Stored data entries

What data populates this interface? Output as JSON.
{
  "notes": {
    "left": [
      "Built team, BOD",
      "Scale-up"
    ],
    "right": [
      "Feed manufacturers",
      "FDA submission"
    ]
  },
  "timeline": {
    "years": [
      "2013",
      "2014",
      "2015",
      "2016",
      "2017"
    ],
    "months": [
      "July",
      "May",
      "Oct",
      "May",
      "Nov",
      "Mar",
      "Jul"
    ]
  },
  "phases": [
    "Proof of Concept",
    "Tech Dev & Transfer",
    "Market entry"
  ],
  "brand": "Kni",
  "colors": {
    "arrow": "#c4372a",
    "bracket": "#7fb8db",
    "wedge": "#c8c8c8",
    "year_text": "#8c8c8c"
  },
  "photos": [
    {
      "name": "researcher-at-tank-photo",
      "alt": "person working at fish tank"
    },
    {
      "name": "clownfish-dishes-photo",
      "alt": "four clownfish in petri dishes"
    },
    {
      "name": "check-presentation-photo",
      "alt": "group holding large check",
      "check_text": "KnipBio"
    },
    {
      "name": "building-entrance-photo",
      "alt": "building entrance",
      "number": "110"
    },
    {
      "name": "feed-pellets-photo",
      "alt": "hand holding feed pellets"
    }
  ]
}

= Task brief =
Each record above should be restated word for word.

= Solution to this exercise =
What data populates this interface? Output as JSON.
{
  "notes": {
    "left": [
      "Built team, BOD",
      "Scale-up"
    ],
    "right": [
      "Feed manufacturers",
      "FDA submission"
    ]
  },
  "timeline": {
    "years": [
      "2013",
      "2014",
      "2015",
      "2016",
      "2017"
    ],
    "months": [
      "July",
      "May",
      "Oct",
      "May",
      "Nov",
      "Mar",
      "Jul"
    ]
  },
  "phases": [
    "Proof of Concept",
    "Tech Dev & Transfer",
    "Market entry"
  ],
  "brand": "Kni",
  "colors": {
    "arrow": "#c4372a",
    "bracket": "#7fb8db",
    "wedge": "#c8c8c8",
    "year_text": "#8c8c8c"
  },
  "photos": [
    {
      "name": "researcher-at-tank-photo",
      "alt": "person working at fish tank"
    },
    {
      "name": "clownfish-dishes-photo",
      "alt": "four clownfish in petri dishes"
    },
    {
      "name": "check-presentation-photo",
      "alt": "group holding large check",
      "check_text": "KnipBio"
    },
    {
      "name": "building-entrance-photo",
      "alt": "building entrance",
      "number": "110"
    },
    {
      "name": "feed-pellets-photo",
      "alt": "hand holding feed pellets"
    }
  ]
}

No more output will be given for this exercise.